**Exercise requirements**: All lines below must be repeated exactly, with the pictures omitted.

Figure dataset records
[START]

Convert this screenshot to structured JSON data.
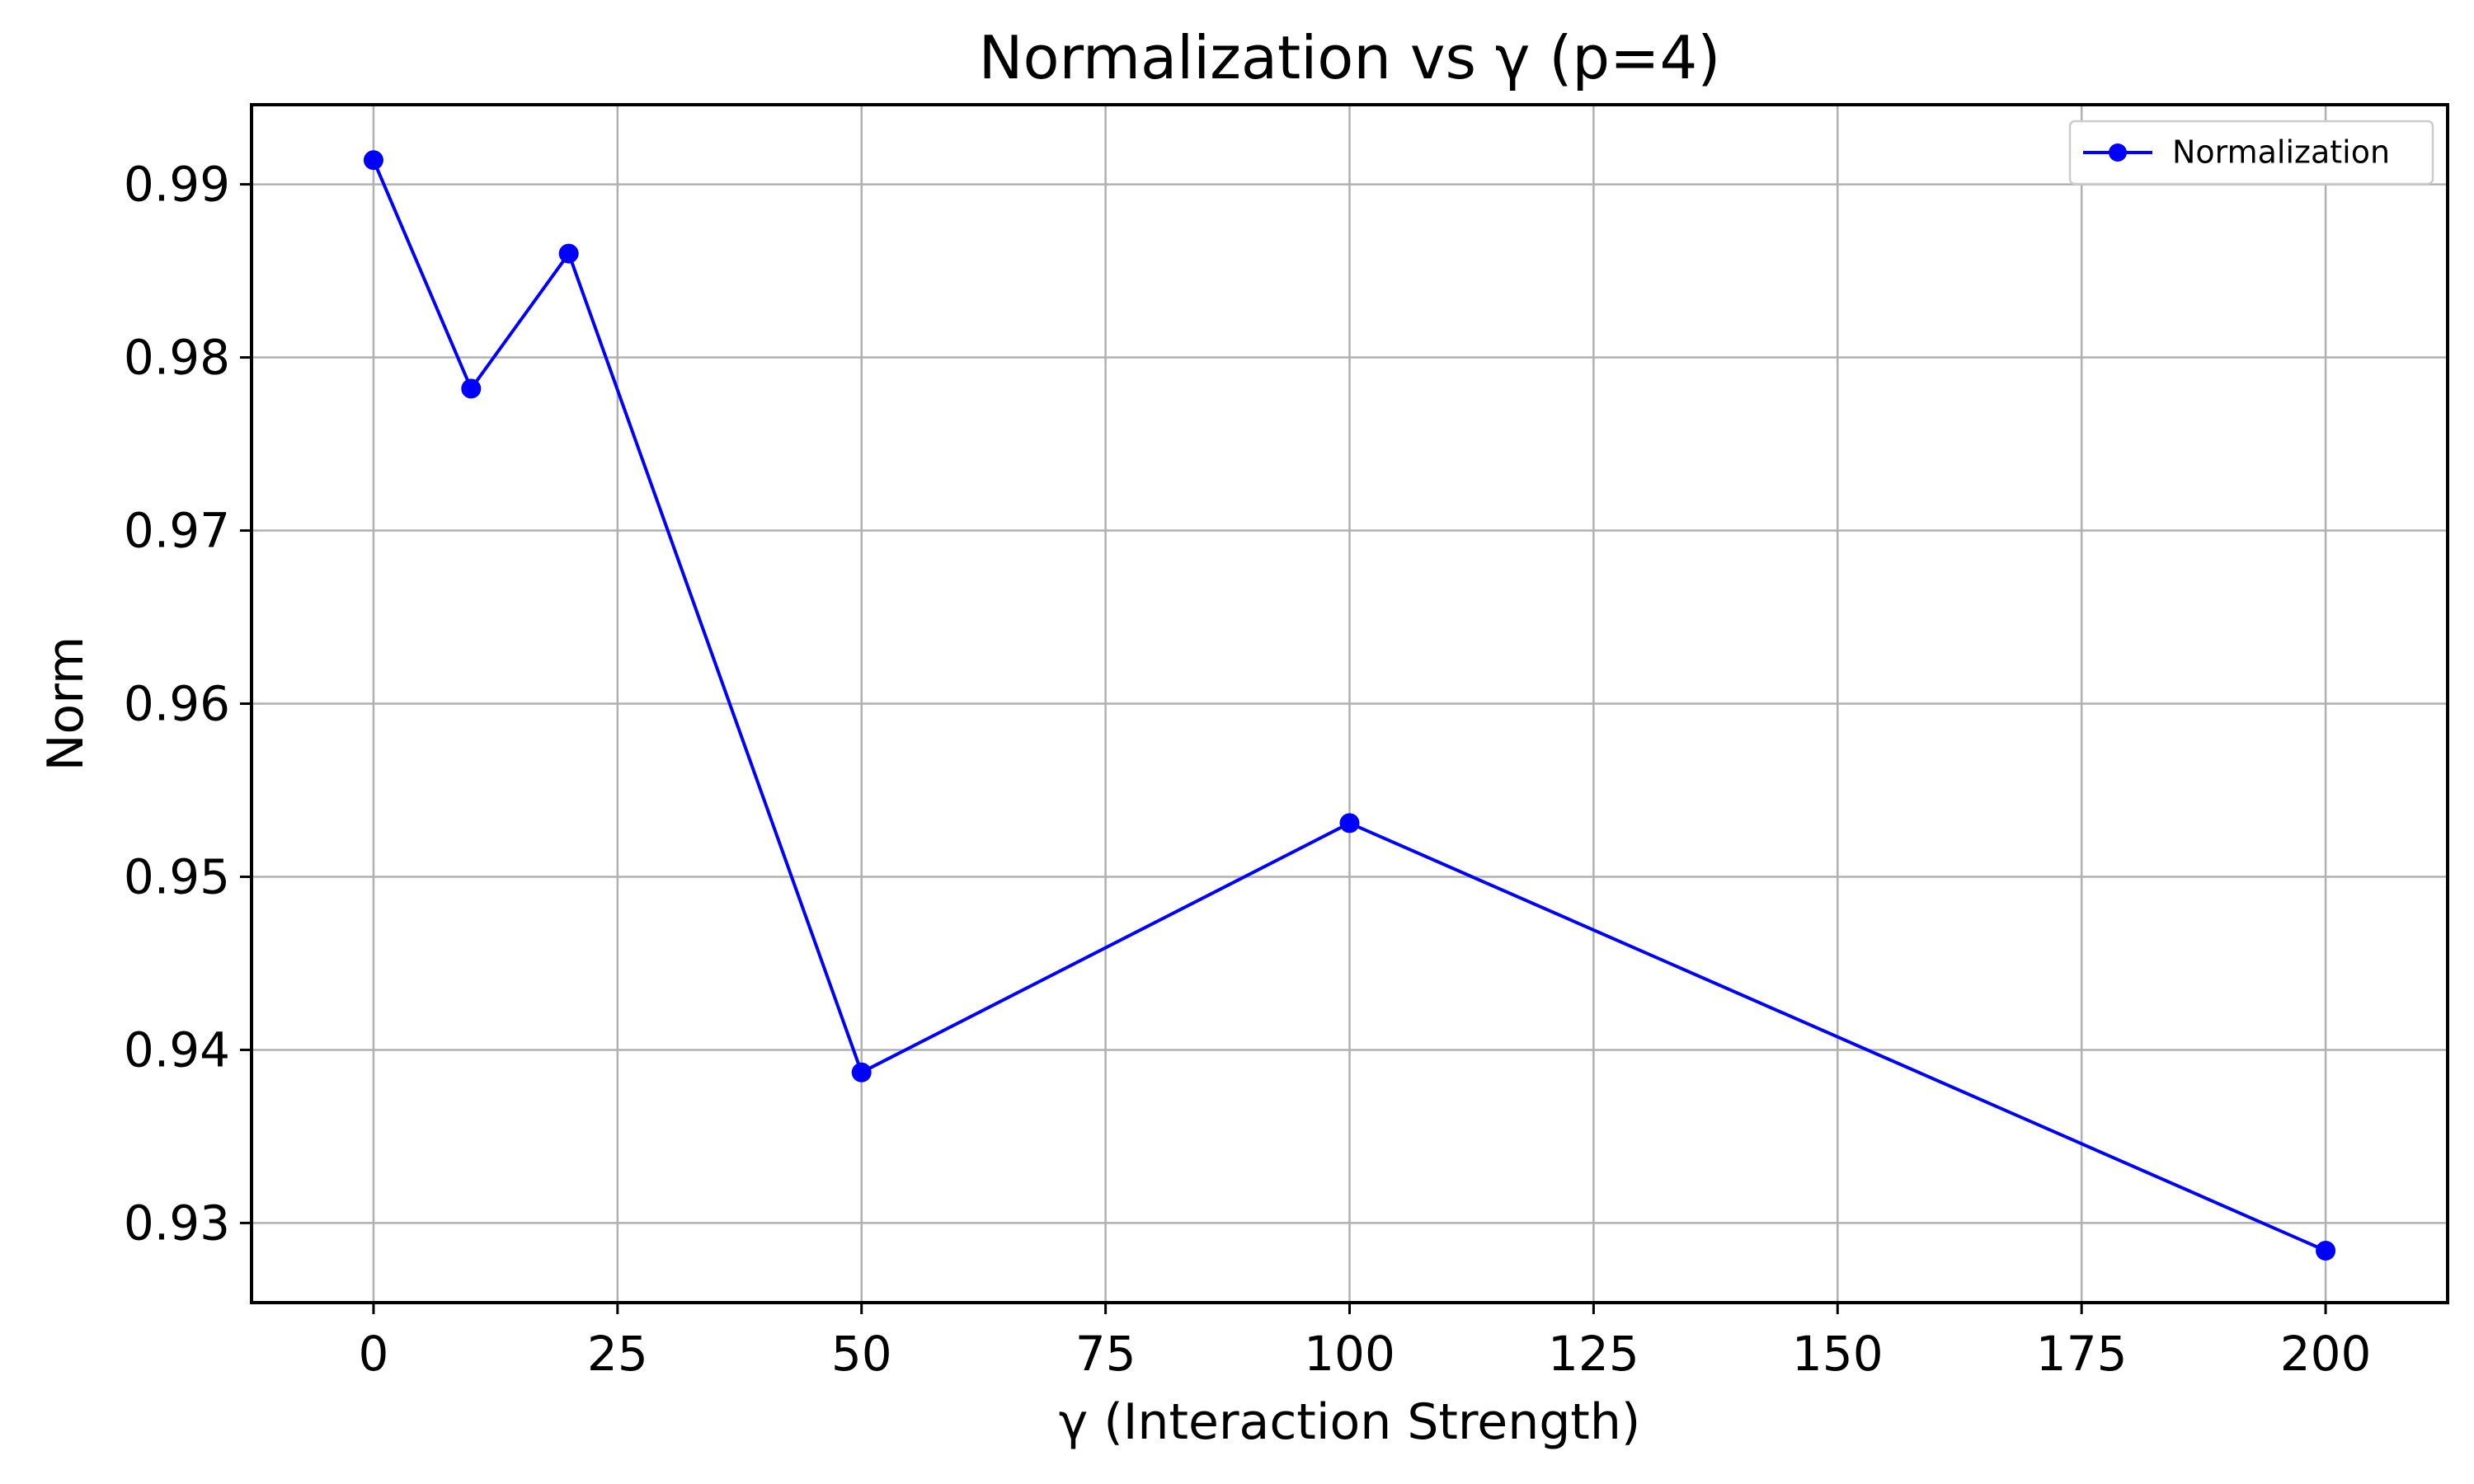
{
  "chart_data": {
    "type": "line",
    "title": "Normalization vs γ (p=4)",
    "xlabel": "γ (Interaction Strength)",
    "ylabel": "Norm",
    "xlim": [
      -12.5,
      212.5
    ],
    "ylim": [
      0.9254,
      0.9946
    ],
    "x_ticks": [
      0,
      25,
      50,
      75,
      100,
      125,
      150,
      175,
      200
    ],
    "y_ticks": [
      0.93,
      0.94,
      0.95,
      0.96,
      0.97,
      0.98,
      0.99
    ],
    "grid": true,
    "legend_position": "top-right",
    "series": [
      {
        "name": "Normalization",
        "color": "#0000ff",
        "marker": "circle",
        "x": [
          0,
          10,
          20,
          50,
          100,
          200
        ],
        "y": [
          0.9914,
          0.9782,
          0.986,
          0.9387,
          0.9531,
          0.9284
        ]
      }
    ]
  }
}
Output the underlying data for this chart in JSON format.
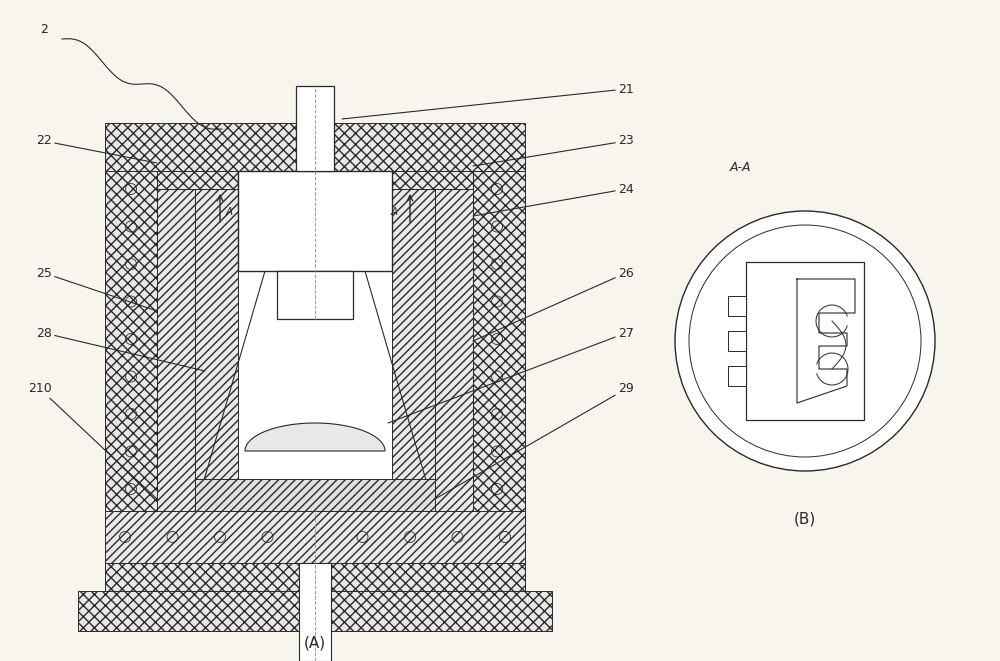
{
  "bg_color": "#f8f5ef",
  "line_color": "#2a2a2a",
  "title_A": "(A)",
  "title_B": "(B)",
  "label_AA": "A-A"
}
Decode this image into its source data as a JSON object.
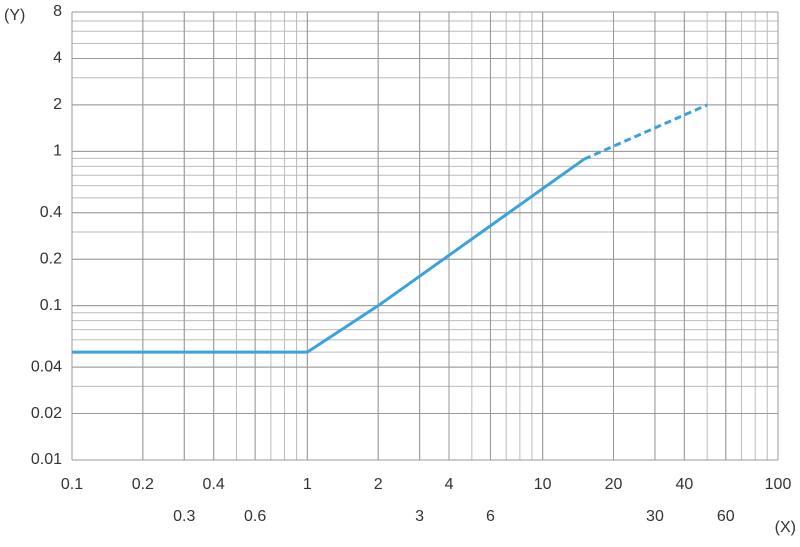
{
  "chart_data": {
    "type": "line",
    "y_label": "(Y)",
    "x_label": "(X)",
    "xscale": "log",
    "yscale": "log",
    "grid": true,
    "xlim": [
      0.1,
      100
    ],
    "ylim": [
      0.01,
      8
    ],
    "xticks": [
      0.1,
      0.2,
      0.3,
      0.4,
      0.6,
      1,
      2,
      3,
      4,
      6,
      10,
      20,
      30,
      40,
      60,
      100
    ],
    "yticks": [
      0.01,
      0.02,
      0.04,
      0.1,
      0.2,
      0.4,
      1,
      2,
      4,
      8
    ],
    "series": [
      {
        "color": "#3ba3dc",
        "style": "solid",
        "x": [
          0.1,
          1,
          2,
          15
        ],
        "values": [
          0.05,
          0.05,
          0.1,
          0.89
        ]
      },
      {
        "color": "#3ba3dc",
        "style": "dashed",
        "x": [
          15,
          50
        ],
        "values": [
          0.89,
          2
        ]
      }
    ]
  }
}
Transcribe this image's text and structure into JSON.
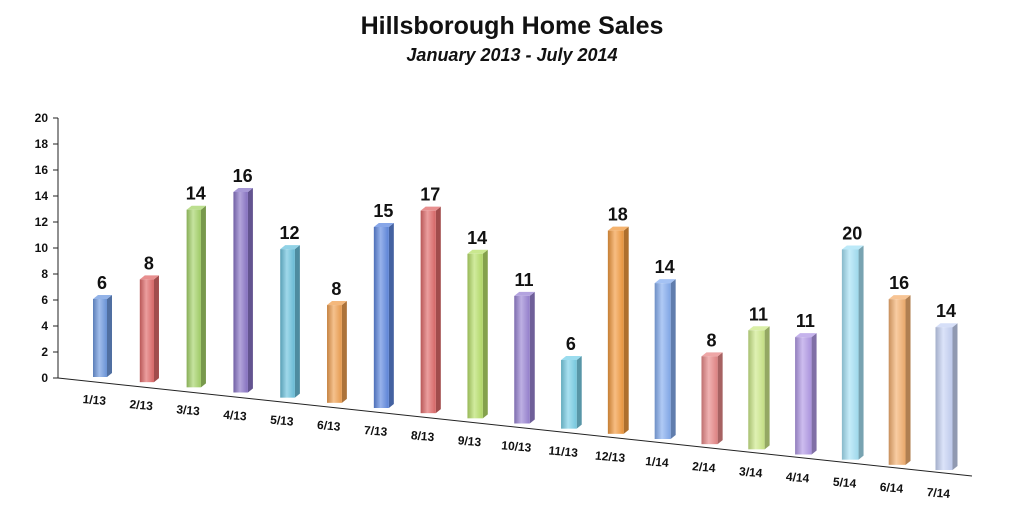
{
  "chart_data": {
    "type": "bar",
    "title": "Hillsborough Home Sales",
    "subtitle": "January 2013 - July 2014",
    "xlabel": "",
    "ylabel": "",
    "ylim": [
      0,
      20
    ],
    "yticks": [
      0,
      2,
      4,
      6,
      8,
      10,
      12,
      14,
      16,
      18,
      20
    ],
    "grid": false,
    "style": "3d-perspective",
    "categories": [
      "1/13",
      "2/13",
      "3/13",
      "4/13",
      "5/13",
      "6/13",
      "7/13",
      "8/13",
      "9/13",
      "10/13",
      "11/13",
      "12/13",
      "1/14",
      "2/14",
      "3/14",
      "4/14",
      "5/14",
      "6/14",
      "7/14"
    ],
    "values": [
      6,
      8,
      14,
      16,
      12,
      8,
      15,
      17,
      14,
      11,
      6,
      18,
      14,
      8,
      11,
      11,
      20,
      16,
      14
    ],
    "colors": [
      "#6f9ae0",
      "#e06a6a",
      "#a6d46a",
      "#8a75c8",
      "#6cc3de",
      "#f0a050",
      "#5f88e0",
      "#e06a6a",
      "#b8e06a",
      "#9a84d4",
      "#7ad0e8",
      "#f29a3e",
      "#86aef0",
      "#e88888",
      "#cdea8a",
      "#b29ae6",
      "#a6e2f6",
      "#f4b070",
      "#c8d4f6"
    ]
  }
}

[END]

**The reply**:
Convert this screenshot to structured JSON data.
{
  "chart_data": {
    "type": "line",
    "title": "Normalization vs γ (p=4)",
    "xlabel": "γ (Interaction Strength)",
    "ylabel": "Norm",
    "xlim": [
      -12.5,
      212.5
    ],
    "ylim": [
      0.9254,
      0.9946
    ],
    "x_ticks": [
      0,
      25,
      50,
      75,
      100,
      125,
      150,
      175,
      200
    ],
    "y_ticks": [
      0.93,
      0.94,
      0.95,
      0.96,
      0.97,
      0.98,
      0.99
    ],
    "grid": true,
    "legend_position": "top-right",
    "series": [
      {
        "name": "Normalization",
        "color": "#0000ff",
        "marker": "circle",
        "x": [
          0,
          10,
          20,
          50,
          100,
          200
        ],
        "y": [
          0.9914,
          0.9782,
          0.986,
          0.9387,
          0.9531,
          0.9284
        ]
      }
    ]
  }
}
Output the underlying data for this chart in JSON format.
{
  "bg_color": "#f8f5ef",
  "line_color": "#2a2a2a",
  "title_A": "(A)",
  "title_B": "(B)",
  "label_AA": "A-A"
}
Decode this image into its source data as a JSON object.
{
  "chart_data": {
    "type": "line",
    "y_label": "(Y)",
    "x_label": "(X)",
    "xscale": "log",
    "yscale": "log",
    "grid": true,
    "xlim": [
      0.1,
      100
    ],
    "ylim": [
      0.01,
      8
    ],
    "xticks": [
      0.1,
      0.2,
      0.3,
      0.4,
      0.6,
      1,
      2,
      3,
      4,
      6,
      10,
      20,
      30,
      40,
      60,
      100
    ],
    "yticks": [
      0.01,
      0.02,
      0.04,
      0.1,
      0.2,
      0.4,
      1,
      2,
      4,
      8
    ],
    "series": [
      {
        "color": "#3ba3dc",
        "style": "solid",
        "x": [
          0.1,
          1,
          2,
          15
        ],
        "values": [
          0.05,
          0.05,
          0.1,
          0.89
        ]
      },
      {
        "color": "#3ba3dc",
        "style": "dashed",
        "x": [
          15,
          50
        ],
        "values": [
          0.89,
          2
        ]
      }
    ]
  }
}
Transcribe this image's text and structure into JSON.
{
  "chart_data": {
    "type": "bar",
    "title": "Hillsborough Home Sales",
    "subtitle": "January 2013 - July 2014",
    "xlabel": "",
    "ylabel": "",
    "ylim": [
      0,
      20
    ],
    "yticks": [
      0,
      2,
      4,
      6,
      8,
      10,
      12,
      14,
      16,
      18,
      20
    ],
    "grid": false,
    "style": "3d-perspective",
    "categories": [
      "1/13",
      "2/13",
      "3/13",
      "4/13",
      "5/13",
      "6/13",
      "7/13",
      "8/13",
      "9/13",
      "10/13",
      "11/13",
      "12/13",
      "1/14",
      "2/14",
      "3/14",
      "4/14",
      "5/14",
      "6/14",
      "7/14"
    ],
    "values": [
      6,
      8,
      14,
      16,
      12,
      8,
      15,
      17,
      14,
      11,
      6,
      18,
      14,
      8,
      11,
      11,
      20,
      16,
      14
    ],
    "colors": [
      "#6f9ae0",
      "#e06a6a",
      "#a6d46a",
      "#8a75c8",
      "#6cc3de",
      "#f0a050",
      "#5f88e0",
      "#e06a6a",
      "#b8e06a",
      "#9a84d4",
      "#7ad0e8",
      "#f29a3e",
      "#86aef0",
      "#e88888",
      "#cdea8a",
      "#b29ae6",
      "#a6e2f6",
      "#f4b070",
      "#c8d4f6"
    ]
  }
}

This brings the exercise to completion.